__Set exercise__: The exercise asks you to copy every line below in which "screenshot" appears.

--- BEGIN Task data ---

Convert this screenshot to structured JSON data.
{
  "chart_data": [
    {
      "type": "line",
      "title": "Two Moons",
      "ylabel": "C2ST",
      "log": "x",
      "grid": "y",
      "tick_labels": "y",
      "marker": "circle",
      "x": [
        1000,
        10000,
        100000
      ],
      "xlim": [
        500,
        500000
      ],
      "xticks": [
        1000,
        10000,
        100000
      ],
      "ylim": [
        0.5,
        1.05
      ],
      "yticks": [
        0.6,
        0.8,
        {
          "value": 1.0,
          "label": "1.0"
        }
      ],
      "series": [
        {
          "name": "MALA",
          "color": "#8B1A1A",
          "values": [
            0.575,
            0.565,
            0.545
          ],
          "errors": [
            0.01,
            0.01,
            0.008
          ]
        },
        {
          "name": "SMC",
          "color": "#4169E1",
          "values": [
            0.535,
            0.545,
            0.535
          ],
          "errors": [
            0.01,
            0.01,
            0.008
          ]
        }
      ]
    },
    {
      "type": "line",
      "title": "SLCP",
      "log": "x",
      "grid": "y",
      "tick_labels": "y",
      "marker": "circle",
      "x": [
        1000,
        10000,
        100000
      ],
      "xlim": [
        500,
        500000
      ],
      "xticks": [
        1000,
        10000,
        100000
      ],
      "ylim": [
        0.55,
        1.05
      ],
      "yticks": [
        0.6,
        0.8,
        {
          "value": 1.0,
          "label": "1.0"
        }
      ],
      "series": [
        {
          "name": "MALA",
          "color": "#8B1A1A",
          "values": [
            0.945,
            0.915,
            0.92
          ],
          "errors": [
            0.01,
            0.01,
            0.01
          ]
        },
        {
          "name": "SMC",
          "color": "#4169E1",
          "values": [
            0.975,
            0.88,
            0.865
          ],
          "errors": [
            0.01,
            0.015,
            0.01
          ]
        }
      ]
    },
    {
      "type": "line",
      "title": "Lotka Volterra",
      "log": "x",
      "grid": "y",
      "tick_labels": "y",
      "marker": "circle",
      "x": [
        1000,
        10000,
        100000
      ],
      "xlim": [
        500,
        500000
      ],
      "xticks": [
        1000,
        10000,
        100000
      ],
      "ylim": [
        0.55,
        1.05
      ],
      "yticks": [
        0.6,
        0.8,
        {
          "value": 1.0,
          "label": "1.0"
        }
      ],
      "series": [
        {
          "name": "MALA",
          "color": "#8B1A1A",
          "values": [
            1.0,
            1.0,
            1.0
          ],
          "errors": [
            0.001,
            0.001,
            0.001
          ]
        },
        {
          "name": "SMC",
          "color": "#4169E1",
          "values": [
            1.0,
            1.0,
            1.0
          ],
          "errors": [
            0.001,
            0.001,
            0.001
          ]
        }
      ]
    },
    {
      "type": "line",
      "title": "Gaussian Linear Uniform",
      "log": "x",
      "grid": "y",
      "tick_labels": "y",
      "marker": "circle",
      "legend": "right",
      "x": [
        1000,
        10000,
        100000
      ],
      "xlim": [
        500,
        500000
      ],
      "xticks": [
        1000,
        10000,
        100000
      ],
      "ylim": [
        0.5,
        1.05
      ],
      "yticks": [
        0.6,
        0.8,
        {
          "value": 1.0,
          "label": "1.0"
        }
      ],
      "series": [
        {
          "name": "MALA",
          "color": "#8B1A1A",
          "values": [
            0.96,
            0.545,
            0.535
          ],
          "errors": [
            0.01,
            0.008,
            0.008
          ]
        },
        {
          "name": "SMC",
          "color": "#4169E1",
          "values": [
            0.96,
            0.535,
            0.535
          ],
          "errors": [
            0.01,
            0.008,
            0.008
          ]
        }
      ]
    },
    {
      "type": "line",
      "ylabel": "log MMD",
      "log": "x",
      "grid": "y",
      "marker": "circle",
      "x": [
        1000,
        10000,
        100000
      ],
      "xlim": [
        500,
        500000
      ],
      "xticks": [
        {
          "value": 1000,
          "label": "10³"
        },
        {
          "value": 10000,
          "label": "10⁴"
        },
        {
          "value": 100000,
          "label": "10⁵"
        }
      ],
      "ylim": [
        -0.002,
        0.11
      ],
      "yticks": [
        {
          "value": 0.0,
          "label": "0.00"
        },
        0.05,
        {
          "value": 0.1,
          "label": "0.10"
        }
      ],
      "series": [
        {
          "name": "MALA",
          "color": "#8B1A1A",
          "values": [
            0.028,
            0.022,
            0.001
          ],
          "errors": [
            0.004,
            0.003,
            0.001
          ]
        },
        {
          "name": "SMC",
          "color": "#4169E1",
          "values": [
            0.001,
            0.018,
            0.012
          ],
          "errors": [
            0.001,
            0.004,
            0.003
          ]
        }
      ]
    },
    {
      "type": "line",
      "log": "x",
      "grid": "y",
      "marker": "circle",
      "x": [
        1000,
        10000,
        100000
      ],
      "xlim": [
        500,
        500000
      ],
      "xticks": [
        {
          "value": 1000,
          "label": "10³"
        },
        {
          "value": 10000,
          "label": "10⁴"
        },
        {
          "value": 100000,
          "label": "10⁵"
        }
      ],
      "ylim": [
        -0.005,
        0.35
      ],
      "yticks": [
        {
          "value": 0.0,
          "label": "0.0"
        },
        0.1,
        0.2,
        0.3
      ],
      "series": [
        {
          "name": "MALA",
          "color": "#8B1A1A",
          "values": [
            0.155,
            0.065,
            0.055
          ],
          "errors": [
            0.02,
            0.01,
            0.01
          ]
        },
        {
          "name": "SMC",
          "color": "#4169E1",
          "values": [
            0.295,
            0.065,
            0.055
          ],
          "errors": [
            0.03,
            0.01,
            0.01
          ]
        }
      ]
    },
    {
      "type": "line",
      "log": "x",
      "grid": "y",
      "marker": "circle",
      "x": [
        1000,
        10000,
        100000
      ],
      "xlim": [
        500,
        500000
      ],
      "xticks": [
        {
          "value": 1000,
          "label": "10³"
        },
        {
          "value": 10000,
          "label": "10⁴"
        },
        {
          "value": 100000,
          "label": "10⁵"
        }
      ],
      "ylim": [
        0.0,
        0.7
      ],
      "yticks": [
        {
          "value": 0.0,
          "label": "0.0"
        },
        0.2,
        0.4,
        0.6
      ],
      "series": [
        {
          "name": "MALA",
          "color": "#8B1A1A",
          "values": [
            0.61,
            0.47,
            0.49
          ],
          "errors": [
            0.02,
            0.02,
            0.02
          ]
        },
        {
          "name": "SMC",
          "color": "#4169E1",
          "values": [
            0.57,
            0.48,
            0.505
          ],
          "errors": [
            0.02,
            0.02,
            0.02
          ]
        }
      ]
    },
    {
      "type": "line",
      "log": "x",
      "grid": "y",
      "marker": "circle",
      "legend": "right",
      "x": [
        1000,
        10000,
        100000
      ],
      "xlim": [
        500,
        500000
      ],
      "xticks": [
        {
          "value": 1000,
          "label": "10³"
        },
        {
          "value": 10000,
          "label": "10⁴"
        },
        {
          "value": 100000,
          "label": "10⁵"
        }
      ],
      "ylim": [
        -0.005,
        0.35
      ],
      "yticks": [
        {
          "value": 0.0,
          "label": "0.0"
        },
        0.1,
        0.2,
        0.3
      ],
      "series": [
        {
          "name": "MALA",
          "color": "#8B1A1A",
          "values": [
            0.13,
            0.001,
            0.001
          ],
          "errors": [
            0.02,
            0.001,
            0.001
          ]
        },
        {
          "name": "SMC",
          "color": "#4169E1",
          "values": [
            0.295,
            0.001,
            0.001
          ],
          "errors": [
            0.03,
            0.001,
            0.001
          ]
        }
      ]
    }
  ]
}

--- END Task data ---
--- BEGIN Task data ---

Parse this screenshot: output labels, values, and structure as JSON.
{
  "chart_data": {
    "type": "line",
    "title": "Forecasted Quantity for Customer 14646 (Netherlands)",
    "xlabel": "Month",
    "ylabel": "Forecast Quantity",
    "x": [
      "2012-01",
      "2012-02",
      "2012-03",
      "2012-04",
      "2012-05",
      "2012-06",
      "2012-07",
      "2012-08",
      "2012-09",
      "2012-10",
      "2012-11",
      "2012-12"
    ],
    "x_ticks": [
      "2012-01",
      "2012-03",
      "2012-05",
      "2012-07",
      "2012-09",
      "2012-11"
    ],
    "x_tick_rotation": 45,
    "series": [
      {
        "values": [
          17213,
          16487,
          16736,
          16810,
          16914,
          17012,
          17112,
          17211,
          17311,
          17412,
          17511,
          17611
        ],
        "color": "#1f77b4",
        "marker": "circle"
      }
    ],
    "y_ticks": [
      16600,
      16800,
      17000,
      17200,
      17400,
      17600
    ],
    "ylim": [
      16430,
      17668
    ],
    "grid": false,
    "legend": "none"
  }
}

--- END Task data ---

__Solution for this problem__:
Convert this screenshot to structured JSON data.
Parse this screenshot: output labels, values, and structure as JSON.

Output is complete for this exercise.